Your objective: Transcribe every line of the records verbatim.

━━ Dataset excerpts

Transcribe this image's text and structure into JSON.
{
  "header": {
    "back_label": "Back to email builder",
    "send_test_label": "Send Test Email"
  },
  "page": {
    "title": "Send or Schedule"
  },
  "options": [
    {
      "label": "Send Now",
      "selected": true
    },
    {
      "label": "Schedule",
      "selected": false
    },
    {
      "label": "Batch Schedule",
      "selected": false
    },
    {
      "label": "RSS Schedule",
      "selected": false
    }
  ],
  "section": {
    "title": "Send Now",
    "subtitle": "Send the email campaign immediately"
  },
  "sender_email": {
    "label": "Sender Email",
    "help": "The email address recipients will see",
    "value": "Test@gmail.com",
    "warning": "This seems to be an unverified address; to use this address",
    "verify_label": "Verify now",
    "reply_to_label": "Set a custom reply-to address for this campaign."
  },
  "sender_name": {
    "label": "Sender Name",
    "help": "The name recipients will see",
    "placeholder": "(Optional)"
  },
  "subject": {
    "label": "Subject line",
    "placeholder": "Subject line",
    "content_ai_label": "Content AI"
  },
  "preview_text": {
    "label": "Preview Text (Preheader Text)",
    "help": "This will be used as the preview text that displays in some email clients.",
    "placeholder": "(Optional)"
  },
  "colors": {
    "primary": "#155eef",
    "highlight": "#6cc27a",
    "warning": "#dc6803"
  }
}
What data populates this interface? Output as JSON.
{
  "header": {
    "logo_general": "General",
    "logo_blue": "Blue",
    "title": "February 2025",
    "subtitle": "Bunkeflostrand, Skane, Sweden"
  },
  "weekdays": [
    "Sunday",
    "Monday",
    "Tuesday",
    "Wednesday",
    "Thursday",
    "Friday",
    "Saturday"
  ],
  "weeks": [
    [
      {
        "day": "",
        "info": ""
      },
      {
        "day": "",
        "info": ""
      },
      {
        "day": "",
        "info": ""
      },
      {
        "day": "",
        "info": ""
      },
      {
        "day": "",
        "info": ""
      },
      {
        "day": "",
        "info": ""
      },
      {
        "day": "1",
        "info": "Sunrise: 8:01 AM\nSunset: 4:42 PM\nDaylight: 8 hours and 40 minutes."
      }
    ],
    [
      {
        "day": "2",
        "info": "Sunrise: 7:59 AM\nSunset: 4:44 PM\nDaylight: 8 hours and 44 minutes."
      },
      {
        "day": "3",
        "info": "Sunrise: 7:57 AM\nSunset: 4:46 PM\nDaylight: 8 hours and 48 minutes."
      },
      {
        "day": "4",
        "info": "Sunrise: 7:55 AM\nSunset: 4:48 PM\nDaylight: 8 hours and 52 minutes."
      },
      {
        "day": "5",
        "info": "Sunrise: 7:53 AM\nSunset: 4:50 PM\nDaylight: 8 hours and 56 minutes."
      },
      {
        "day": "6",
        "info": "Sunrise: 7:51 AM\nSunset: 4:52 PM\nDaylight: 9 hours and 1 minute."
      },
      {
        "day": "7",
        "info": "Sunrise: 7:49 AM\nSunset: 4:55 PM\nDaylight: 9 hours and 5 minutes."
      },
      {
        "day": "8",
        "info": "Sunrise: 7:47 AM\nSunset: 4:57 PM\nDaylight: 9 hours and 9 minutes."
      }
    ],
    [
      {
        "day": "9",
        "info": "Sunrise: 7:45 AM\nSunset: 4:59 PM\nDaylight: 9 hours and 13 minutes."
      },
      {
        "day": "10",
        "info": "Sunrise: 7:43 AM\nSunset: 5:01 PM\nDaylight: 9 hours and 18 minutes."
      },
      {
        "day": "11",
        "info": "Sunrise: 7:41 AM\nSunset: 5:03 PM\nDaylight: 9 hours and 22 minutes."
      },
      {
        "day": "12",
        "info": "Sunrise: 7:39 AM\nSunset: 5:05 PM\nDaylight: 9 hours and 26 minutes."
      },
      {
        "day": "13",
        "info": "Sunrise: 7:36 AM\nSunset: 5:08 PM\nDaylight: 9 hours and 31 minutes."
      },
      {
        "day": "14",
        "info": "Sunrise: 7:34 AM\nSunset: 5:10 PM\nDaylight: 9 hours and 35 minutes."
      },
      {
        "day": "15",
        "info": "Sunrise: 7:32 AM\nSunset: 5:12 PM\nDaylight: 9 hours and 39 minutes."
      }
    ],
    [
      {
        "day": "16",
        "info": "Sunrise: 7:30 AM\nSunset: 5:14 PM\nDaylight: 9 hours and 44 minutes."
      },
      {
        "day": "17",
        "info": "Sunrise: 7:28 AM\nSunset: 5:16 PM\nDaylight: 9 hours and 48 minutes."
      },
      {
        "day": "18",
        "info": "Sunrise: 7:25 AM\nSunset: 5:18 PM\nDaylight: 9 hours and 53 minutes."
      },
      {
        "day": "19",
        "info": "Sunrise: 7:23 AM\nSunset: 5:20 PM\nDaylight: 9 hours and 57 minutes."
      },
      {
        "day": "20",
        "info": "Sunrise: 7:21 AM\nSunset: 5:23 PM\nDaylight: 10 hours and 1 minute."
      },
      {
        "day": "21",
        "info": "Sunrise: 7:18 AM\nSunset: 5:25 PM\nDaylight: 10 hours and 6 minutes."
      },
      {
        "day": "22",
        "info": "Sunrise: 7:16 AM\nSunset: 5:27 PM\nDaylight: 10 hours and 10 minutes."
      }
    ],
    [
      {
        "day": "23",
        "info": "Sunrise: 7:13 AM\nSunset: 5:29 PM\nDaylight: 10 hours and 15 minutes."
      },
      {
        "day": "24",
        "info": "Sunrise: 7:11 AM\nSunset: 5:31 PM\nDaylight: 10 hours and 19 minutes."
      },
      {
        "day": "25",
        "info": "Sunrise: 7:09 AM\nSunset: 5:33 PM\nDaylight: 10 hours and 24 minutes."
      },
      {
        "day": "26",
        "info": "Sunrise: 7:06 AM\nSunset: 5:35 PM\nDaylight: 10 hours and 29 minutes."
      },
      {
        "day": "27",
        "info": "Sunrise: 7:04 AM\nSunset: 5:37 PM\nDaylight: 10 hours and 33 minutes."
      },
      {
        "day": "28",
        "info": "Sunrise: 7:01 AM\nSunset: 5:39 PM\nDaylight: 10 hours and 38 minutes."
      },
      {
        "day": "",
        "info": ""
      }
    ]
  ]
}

━━━━

Exercise output:
Transcribe this image's text and structure into JSON.
{
  "header": {
    "back_label": "Back to email builder",
    "send_test_label": "Send Test Email"
  },
  "page": {
    "title": "Send or Schedule"
  },
  "options": [
    {
      "label": "Send Now",
      "selected": true
    },
    {
      "label": "Schedule",
      "selected": false
    },
    {
      "label": "Batch Schedule",
      "selected": false
    },
    {
      "label": "RSS Schedule",
      "selected": false
    }
  ],
  "section": {
    "title": "Send Now",
    "subtitle": "Send the email campaign immediately"
  },
  "sender_email": {
    "label": "Sender Email",
    "help": "The email address recipients will see",
    "value": "Test@gmail.com",
    "warning": "This seems to be an unverified address; to use this address",
    "verify_label": "Verify now",
    "reply_to_label": "Set a custom reply-to address for this campaign."
  },
  "sender_name": {
    "label": "Sender Name",
    "help": "The name recipients will see",
    "placeholder": "(Optional)"
  },
  "subject": {
    "label": "Subject line",
    "placeholder": "Subject line",
    "content_ai_label": "Content AI"
  },
  "preview_text": {
    "label": "Preview Text (Preheader Text)",
    "help": "This will be used as the preview text that displays in some email clients.",
    "placeholder": "(Optional)"
  },
  "colors": {
    "primary": "#155eef",
    "highlight": "#6cc27a",
    "warning": "#dc6803"
  }
}
What data populates this interface? Output as JSON.
{
  "header": {
    "logo_general": "General",
    "logo_blue": "Blue",
    "title": "February 2025",
    "subtitle": "Bunkeflostrand, Skane, Sweden"
  },
  "weekdays": [
    "Sunday",
    "Monday",
    "Tuesday",
    "Wednesday",
    "Thursday",
    "Friday",
    "Saturday"
  ],
  "weeks": [
    [
      {
        "day": "",
        "info": ""
      },
      {
        "day": "",
        "info": ""
      },
      {
        "day": "",
        "info": ""
      },
      {
        "day": "",
        "info": ""
      },
      {
        "day": "",
        "info": ""
      },
      {
        "day": "",
        "info": ""
      },
      {
        "day": "1",
        "info": "Sunrise: 8:01 AM\nSunset: 4:42 PM\nDaylight: 8 hours and 40 minutes."
      }
    ],
    [
      {
        "day": "2",
        "info": "Sunrise: 7:59 AM\nSunset: 4:44 PM\nDaylight: 8 hours and 44 minutes."
      },
      {
        "day": "3",
        "info": "Sunrise: 7:57 AM\nSunset: 4:46 PM\nDaylight: 8 hours and 48 minutes."
      },
      {
        "day": "4",
        "info": "Sunrise: 7:55 AM\nSunset: 4:48 PM\nDaylight: 8 hours and 52 minutes."
      },
      {
        "day": "5",
        "info": "Sunrise: 7:53 AM\nSunset: 4:50 PM\nDaylight: 8 hours and 56 minutes."
      },
      {
        "day": "6",
        "info": "Sunrise: 7:51 AM\nSunset: 4:52 PM\nDaylight: 9 hours and 1 minute."
      },
      {
        "day": "7",
        "info": "Sunrise: 7:49 AM\nSunset: 4:55 PM\nDaylight: 9 hours and 5 minutes."
      },
      {
        "day": "8",
        "info": "Sunrise: 7:47 AM\nSunset: 4:57 PM\nDaylight: 9 hours and 9 minutes."
      }
    ],
    [
      {
        "day": "9",
        "info": "Sunrise: 7:45 AM\nSunset: 4:59 PM\nDaylight: 9 hours and 13 minutes."
      },
      {
        "day": "10",
        "info": "Sunrise: 7:43 AM\nSunset: 5:01 PM\nDaylight: 9 hours and 18 minutes."
      },
      {
        "day": "11",
        "info": "Sunrise: 7:41 AM\nSunset: 5:03 PM\nDaylight: 9 hours and 22 minutes."
      },
      {
        "day": "12",
        "info": "Sunrise: 7:39 AM\nSunset: 5:05 PM\nDaylight: 9 hours and 26 minutes."
      },
      {
        "day": "13",
        "info": "Sunrise: 7:36 AM\nSunset: 5:08 PM\nDaylight: 9 hours and 31 minutes."
      },
      {
        "day": "14",
        "info": "Sunrise: 7:34 AM\nSunset: 5:10 PM\nDaylight: 9 hours and 35 minutes."
      },
      {
        "day": "15",
        "info": "Sunrise: 7:32 AM\nSunset: 5:12 PM\nDaylight: 9 hours and 39 minutes."
      }
    ],
    [
      {
        "day": "16",
        "info": "Sunrise: 7:30 AM\nSunset: 5:14 PM\nDaylight: 9 hours and 44 minutes."
      },
      {
        "day": "17",
        "info": "Sunrise: 7:28 AM\nSunset: 5:16 PM\nDaylight: 9 hours and 48 minutes."
      },
      {
        "day": "18",
        "info": "Sunrise: 7:25 AM\nSunset: 5:18 PM\nDaylight: 9 hours and 53 minutes."
      },
      {
        "day": "19",
        "info": "Sunrise: 7:23 AM\nSunset: 5:20 PM\nDaylight: 9 hours and 57 minutes."
      },
      {
        "day": "20",
        "info": "Sunrise: 7:21 AM\nSunset: 5:23 PM\nDaylight: 10 hours and 1 minute."
      },
      {
        "day": "21",
        "info": "Sunrise: 7:18 AM\nSunset: 5:25 PM\nDaylight: 10 hours and 6 minutes."
      },
      {
        "day": "22",
        "info": "Sunrise: 7:16 AM\nSunset: 5:27 PM\nDaylight: 10 hours and 10 minutes."
      }
    ],
    [
      {
        "day": "23",
        "info": "Sunrise: 7:13 AM\nSunset: 5:29 PM\nDaylight: 10 hours and 15 minutes."
      },
      {
        "day": "24",
        "info": "Sunrise: 7:11 AM\nSunset: 5:31 PM\nDaylight: 10 hours and 19 minutes."
      },
      {
        "day": "25",
        "info": "Sunrise: 7:09 AM\nSunset: 5:33 PM\nDaylight: 10 hours and 24 minutes."
      },
      {
        "day": "26",
        "info": "Sunrise: 7:06 AM\nSunset: 5:35 PM\nDaylight: 10 hours and 29 minutes."
      },
      {
        "day": "27",
        "info": "Sunrise: 7:04 AM\nSunset: 5:37 PM\nDaylight: 10 hours and 33 minutes."
      },
      {
        "day": "28",
        "info": "Sunrise: 7:01 AM\nSunset: 5:39 PM\nDaylight: 10 hours and 38 minutes."
      },
      {
        "day": "",
        "info": ""
      }
    ]
  ]
}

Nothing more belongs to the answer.